_TO DO_.
Copy the data that follows, character for character, minus the pictures.

(Stored data entries)
_ _ _ _

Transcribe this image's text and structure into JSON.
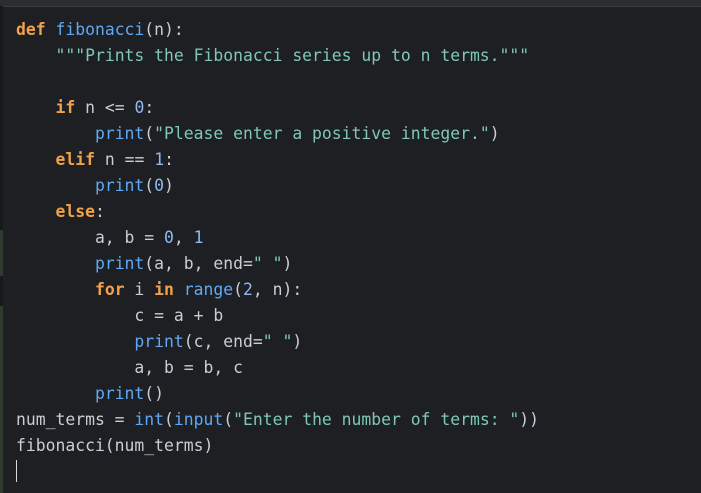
{
  "colors": {
    "background": "#1e1f22",
    "keyword": "#f0a24a",
    "function": "#5fa8f5",
    "string": "#7fc7b8",
    "number": "#8fb8f5",
    "text": "#c9ced6"
  },
  "code_lines": [
    [
      {
        "t": "def",
        "c": "kw"
      },
      {
        "t": " ",
        "c": "txt"
      },
      {
        "t": "fibonacci",
        "c": "fn"
      },
      {
        "t": "(n):",
        "c": "txt"
      }
    ],
    [
      {
        "t": "    ",
        "c": "txt"
      },
      {
        "t": "\"\"\"Prints the Fibonacci series up to n terms.\"\"\"",
        "c": "str"
      }
    ],
    [],
    [
      {
        "t": "    ",
        "c": "txt"
      },
      {
        "t": "if",
        "c": "kw"
      },
      {
        "t": " n <= ",
        "c": "txt"
      },
      {
        "t": "0",
        "c": "num"
      },
      {
        "t": ":",
        "c": "txt"
      }
    ],
    [
      {
        "t": "        ",
        "c": "txt"
      },
      {
        "t": "print",
        "c": "fn"
      },
      {
        "t": "(",
        "c": "txt"
      },
      {
        "t": "\"Please enter a positive integer.\"",
        "c": "str"
      },
      {
        "t": ")",
        "c": "txt"
      }
    ],
    [
      {
        "t": "    ",
        "c": "txt"
      },
      {
        "t": "elif",
        "c": "kw"
      },
      {
        "t": " n == ",
        "c": "txt"
      },
      {
        "t": "1",
        "c": "num"
      },
      {
        "t": ":",
        "c": "txt"
      }
    ],
    [
      {
        "t": "        ",
        "c": "txt"
      },
      {
        "t": "print",
        "c": "fn"
      },
      {
        "t": "(",
        "c": "txt"
      },
      {
        "t": "0",
        "c": "num"
      },
      {
        "t": ")",
        "c": "txt"
      }
    ],
    [
      {
        "t": "    ",
        "c": "txt"
      },
      {
        "t": "else",
        "c": "kw"
      },
      {
        "t": ":",
        "c": "txt"
      }
    ],
    [
      {
        "t": "        a, b = ",
        "c": "txt"
      },
      {
        "t": "0",
        "c": "num"
      },
      {
        "t": ", ",
        "c": "txt"
      },
      {
        "t": "1",
        "c": "num"
      }
    ],
    [
      {
        "t": "        ",
        "c": "txt"
      },
      {
        "t": "print",
        "c": "fn"
      },
      {
        "t": "(a, b, end=",
        "c": "txt"
      },
      {
        "t": "\" \"",
        "c": "str"
      },
      {
        "t": ")",
        "c": "txt"
      }
    ],
    [
      {
        "t": "        ",
        "c": "txt"
      },
      {
        "t": "for",
        "c": "kw"
      },
      {
        "t": " i ",
        "c": "txt"
      },
      {
        "t": "in",
        "c": "kw"
      },
      {
        "t": " ",
        "c": "txt"
      },
      {
        "t": "range",
        "c": "fn"
      },
      {
        "t": "(",
        "c": "txt"
      },
      {
        "t": "2",
        "c": "num"
      },
      {
        "t": ", n):",
        "c": "txt"
      }
    ],
    [
      {
        "t": "            c = a + b",
        "c": "txt"
      }
    ],
    [
      {
        "t": "            ",
        "c": "txt"
      },
      {
        "t": "print",
        "c": "fn"
      },
      {
        "t": "(c, end=",
        "c": "txt"
      },
      {
        "t": "\" \"",
        "c": "str"
      },
      {
        "t": ")",
        "c": "txt"
      }
    ],
    [
      {
        "t": "            a, b = b, c",
        "c": "txt"
      }
    ],
    [
      {
        "t": "        ",
        "c": "txt"
      },
      {
        "t": "print",
        "c": "fn"
      },
      {
        "t": "()",
        "c": "txt"
      }
    ],
    [
      {
        "t": "num_terms = ",
        "c": "txt"
      },
      {
        "t": "int",
        "c": "fn"
      },
      {
        "t": "(",
        "c": "txt"
      },
      {
        "t": "input",
        "c": "fn"
      },
      {
        "t": "(",
        "c": "txt"
      },
      {
        "t": "\"Enter the number of terms: \"",
        "c": "str"
      },
      {
        "t": "))",
        "c": "txt"
      }
    ],
    [
      {
        "t": "fibonacci(num_terms)",
        "c": "txt"
      }
    ]
  ]
}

_ _ _ _

_EXERCISE RESULT_.
Transcribe this image's text and structure into JSON.
{
  "colors": {
    "background": "#1e1f22",
    "keyword": "#f0a24a",
    "function": "#5fa8f5",
    "string": "#7fc7b8",
    "number": "#8fb8f5",
    "text": "#c9ced6"
  },
  "code_lines": [
    [
      {
        "t": "def",
        "c": "kw"
      },
      {
        "t": " ",
        "c": "txt"
      },
      {
        "t": "fibonacci",
        "c": "fn"
      },
      {
        "t": "(n):",
        "c": "txt"
      }
    ],
    [
      {
        "t": "    ",
        "c": "txt"
      },
      {
        "t": "\"\"\"Prints the Fibonacci series up to n terms.\"\"\"",
        "c": "str"
      }
    ],
    [],
    [
      {
        "t": "    ",
        "c": "txt"
      },
      {
        "t": "if",
        "c": "kw"
      },
      {
        "t": " n <= ",
        "c": "txt"
      },
      {
        "t": "0",
        "c": "num"
      },
      {
        "t": ":",
        "c": "txt"
      }
    ],
    [
      {
        "t": "        ",
        "c": "txt"
      },
      {
        "t": "print",
        "c": "fn"
      },
      {
        "t": "(",
        "c": "txt"
      },
      {
        "t": "\"Please enter a positive integer.\"",
        "c": "str"
      },
      {
        "t": ")",
        "c": "txt"
      }
    ],
    [
      {
        "t": "    ",
        "c": "txt"
      },
      {
        "t": "elif",
        "c": "kw"
      },
      {
        "t": " n == ",
        "c": "txt"
      },
      {
        "t": "1",
        "c": "num"
      },
      {
        "t": ":",
        "c": "txt"
      }
    ],
    [
      {
        "t": "        ",
        "c": "txt"
      },
      {
        "t": "print",
        "c": "fn"
      },
      {
        "t": "(",
        "c": "txt"
      },
      {
        "t": "0",
        "c": "num"
      },
      {
        "t": ")",
        "c": "txt"
      }
    ],
    [
      {
        "t": "    ",
        "c": "txt"
      },
      {
        "t": "else",
        "c": "kw"
      },
      {
        "t": ":",
        "c": "txt"
      }
    ],
    [
      {
        "t": "        a, b = ",
        "c": "txt"
      },
      {
        "t": "0",
        "c": "num"
      },
      {
        "t": ", ",
        "c": "txt"
      },
      {
        "t": "1",
        "c": "num"
      }
    ],
    [
      {
        "t": "        ",
        "c": "txt"
      },
      {
        "t": "print",
        "c": "fn"
      },
      {
        "t": "(a, b, end=",
        "c": "txt"
      },
      {
        "t": "\" \"",
        "c": "str"
      },
      {
        "t": ")",
        "c": "txt"
      }
    ],
    [
      {
        "t": "        ",
        "c": "txt"
      },
      {
        "t": "for",
        "c": "kw"
      },
      {
        "t": " i ",
        "c": "txt"
      },
      {
        "t": "in",
        "c": "kw"
      },
      {
        "t": " ",
        "c": "txt"
      },
      {
        "t": "range",
        "c": "fn"
      },
      {
        "t": "(",
        "c": "txt"
      },
      {
        "t": "2",
        "c": "num"
      },
      {
        "t": ", n):",
        "c": "txt"
      }
    ],
    [
      {
        "t": "            c = a + b",
        "c": "txt"
      }
    ],
    [
      {
        "t": "            ",
        "c": "txt"
      },
      {
        "t": "print",
        "c": "fn"
      },
      {
        "t": "(c, end=",
        "c": "txt"
      },
      {
        "t": "\" \"",
        "c": "str"
      },
      {
        "t": ")",
        "c": "txt"
      }
    ],
    [
      {
        "t": "            a, b = b, c",
        "c": "txt"
      }
    ],
    [
      {
        "t": "        ",
        "c": "txt"
      },
      {
        "t": "print",
        "c": "fn"
      },
      {
        "t": "()",
        "c": "txt"
      }
    ],
    [
      {
        "t": "num_terms = ",
        "c": "txt"
      },
      {
        "t": "int",
        "c": "fn"
      },
      {
        "t": "(",
        "c": "txt"
      },
      {
        "t": "input",
        "c": "fn"
      },
      {
        "t": "(",
        "c": "txt"
      },
      {
        "t": "\"Enter the number of terms: \"",
        "c": "str"
      },
      {
        "t": "))",
        "c": "txt"
      }
    ],
    [
      {
        "t": "fibonacci(num_terms)",
        "c": "txt"
      }
    ]
  ]
}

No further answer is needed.